* _Exercise aim_
Copy all lines below containing "JSON".

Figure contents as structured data
— Begin —

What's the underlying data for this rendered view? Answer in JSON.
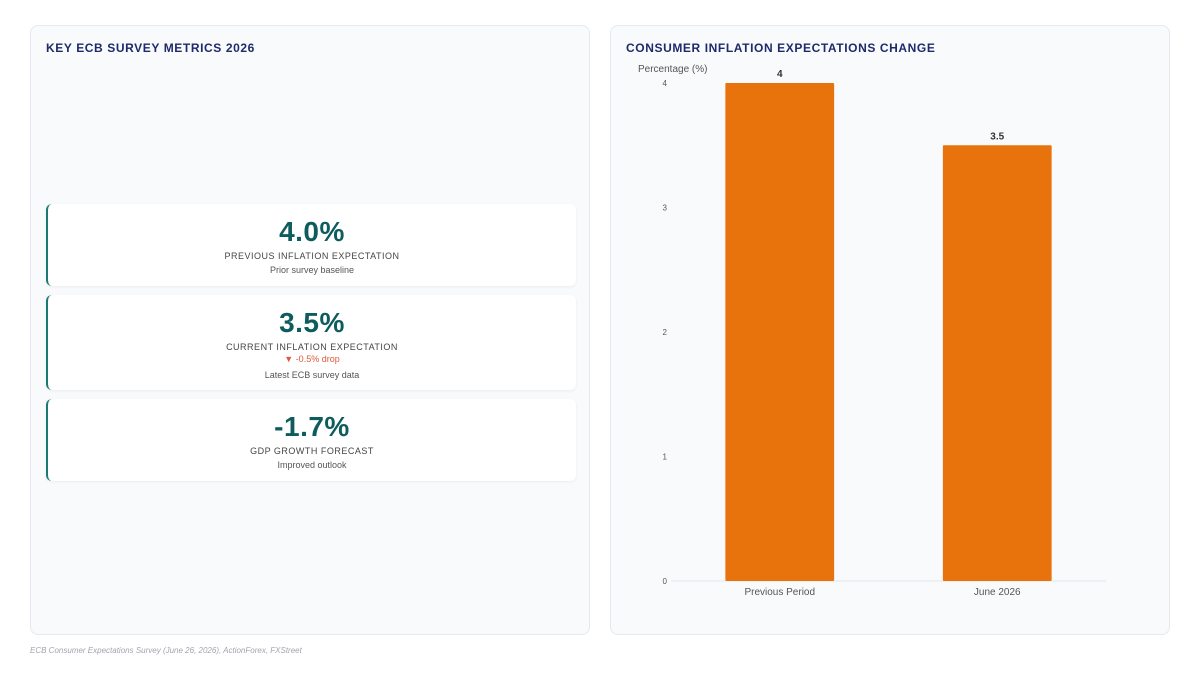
{
  "left_panel": {
    "title": "KEY ECB SURVEY METRICS 2026",
    "metrics": [
      {
        "value": "4.0%",
        "label": "PREVIOUS INFLATION EXPECTATION",
        "change": "",
        "sub": "Prior survey baseline"
      },
      {
        "value": "3.5%",
        "label": "CURRENT INFLATION EXPECTATION",
        "change": "▼ -0.5% drop",
        "sub": "Latest ECB survey data"
      },
      {
        "value": "-1.7%",
        "label": "GDP GROWTH FORECAST",
        "change": "",
        "sub": "Improved outlook"
      }
    ]
  },
  "right_panel": {
    "title": "CONSUMER INFLATION EXPECTATIONS CHANGE"
  },
  "chart_data": {
    "type": "bar",
    "title": "CONSUMER INFLATION EXPECTATIONS CHANGE",
    "xlabel": "",
    "ylabel": "Percentage (%)",
    "categories": [
      "Previous Period",
      "June 2026"
    ],
    "values": [
      4,
      3.5
    ],
    "data_labels": [
      "4",
      "3.5"
    ],
    "ylim": [
      0,
      4
    ],
    "yticks": [
      0,
      1,
      2,
      3,
      4
    ],
    "grid": false,
    "bar_color": "#e8720c"
  },
  "footer": {
    "source": "ECB Consumer Expectations Survey (June 26, 2026), ActionForex, FXStreet"
  }
}
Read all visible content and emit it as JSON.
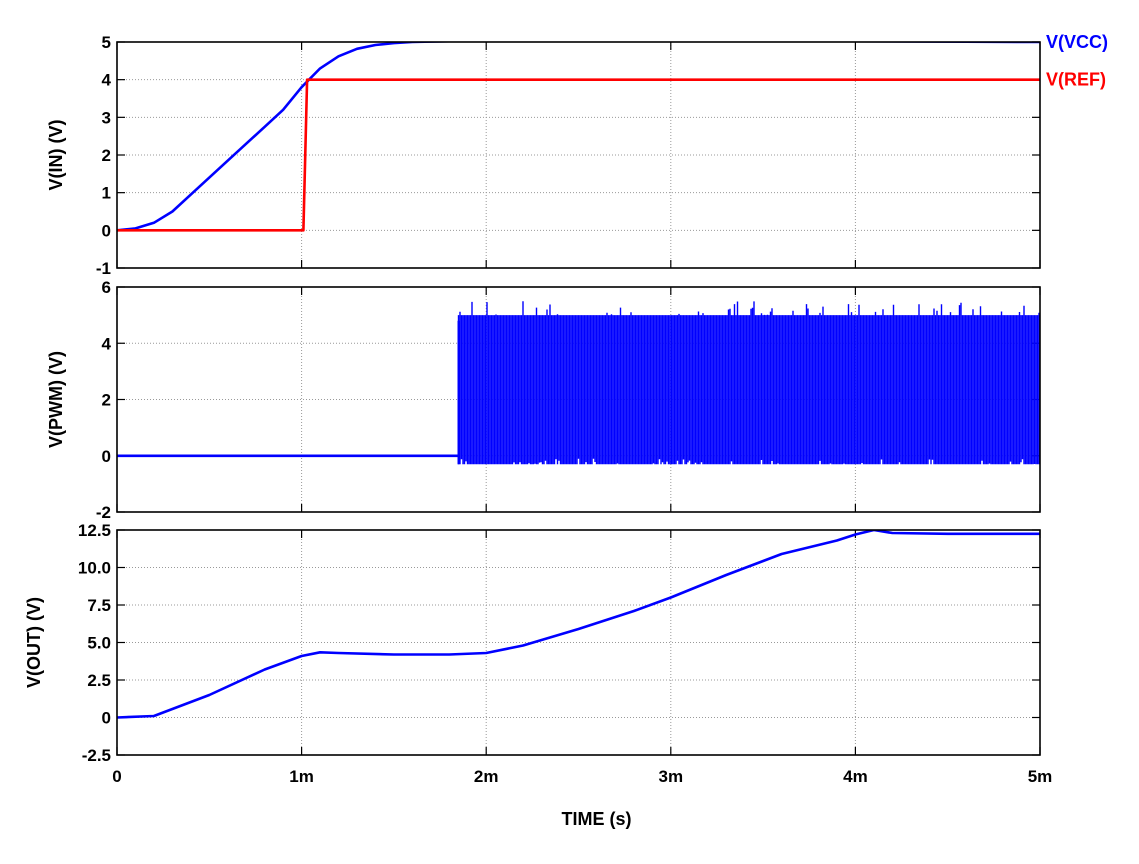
{
  "colors": {
    "series_blue": "#0000ff",
    "series_red": "#ff0000",
    "grid": "#999999",
    "axis": "#000000",
    "background": "#ffffff"
  },
  "chart_data": [
    {
      "type": "line",
      "ylabel": "V(IN)  (V)",
      "xlabel": "",
      "xlim": [
        0,
        5
      ],
      "ylim": [
        -1,
        5
      ],
      "yticks": [
        "-1",
        "0",
        "1",
        "2",
        "3",
        "4",
        "5"
      ],
      "xticks": [
        "0",
        "1m",
        "2m",
        "3m",
        "4m",
        "5m"
      ],
      "grid": true,
      "legend_placement": "right",
      "series": [
        {
          "name": "V(VCC)",
          "color": "#0000ff",
          "x": [
            0,
            0.1,
            0.2,
            0.3,
            0.4,
            0.5,
            0.6,
            0.7,
            0.8,
            0.9,
            1.0,
            1.1,
            1.2,
            1.3,
            1.4,
            1.5,
            1.6,
            1.8,
            2.0,
            2.5,
            3.0,
            4.0,
            5.0
          ],
          "y": [
            0,
            0.05,
            0.2,
            0.5,
            0.95,
            1.4,
            1.85,
            2.3,
            2.75,
            3.2,
            3.8,
            4.3,
            4.62,
            4.82,
            4.92,
            4.97,
            5.0,
            5.02,
            5.02,
            5.02,
            5.02,
            5.02,
            5.0
          ]
        },
        {
          "name": "V(REF)",
          "color": "#ff0000",
          "x": [
            0,
            1.01,
            1.03,
            5.0
          ],
          "y": [
            0,
            0,
            4,
            4
          ]
        }
      ]
    },
    {
      "type": "line",
      "ylabel": "V(PWM)  (V)",
      "xlabel": "",
      "xlim": [
        0,
        5
      ],
      "ylim": [
        -2,
        6
      ],
      "yticks": [
        "-2",
        "0",
        "2",
        "4",
        "6"
      ],
      "xticks": [
        "0",
        "1m",
        "2m",
        "3m",
        "4m",
        "5m"
      ],
      "grid": true,
      "series": [
        {
          "color": "#0000ff",
          "x": [
            0,
            1.85
          ],
          "y": [
            0,
            0
          ],
          "switching_start": 1.85,
          "switching_end": 5.0,
          "switching_high": 5.0,
          "switching_low": -0.3,
          "switching_peak": 5.5,
          "switching_trough": -0.5
        }
      ]
    },
    {
      "type": "line",
      "ylabel": "V(OUT)  (V)",
      "xlabel": "TIME  (s)",
      "xlim": [
        0,
        5
      ],
      "ylim": [
        -2.5,
        12.5
      ],
      "yticks": [
        "-2.5",
        "0",
        "2.5",
        "5.0",
        "7.5",
        "10.0",
        "12.5"
      ],
      "xticks": [
        "0",
        "1m",
        "2m",
        "3m",
        "4m",
        "5m"
      ],
      "grid": true,
      "series": [
        {
          "color": "#0000ff",
          "x": [
            0,
            0.2,
            0.5,
            0.8,
            1.0,
            1.1,
            1.2,
            1.5,
            1.8,
            2.0,
            2.2,
            2.5,
            2.8,
            3.0,
            3.3,
            3.6,
            3.9,
            4.0,
            4.1,
            4.2,
            4.5,
            5.0
          ],
          "y": [
            0,
            0.1,
            1.5,
            3.2,
            4.1,
            4.35,
            4.3,
            4.2,
            4.2,
            4.3,
            4.8,
            5.9,
            7.1,
            8.0,
            9.5,
            10.9,
            11.8,
            12.2,
            12.5,
            12.3,
            12.25,
            12.25
          ]
        }
      ]
    }
  ]
}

— End —

* _Result_
What's the underlying data for this rendered view? Answer in JSON.
Read all visible content and emit it as JSON.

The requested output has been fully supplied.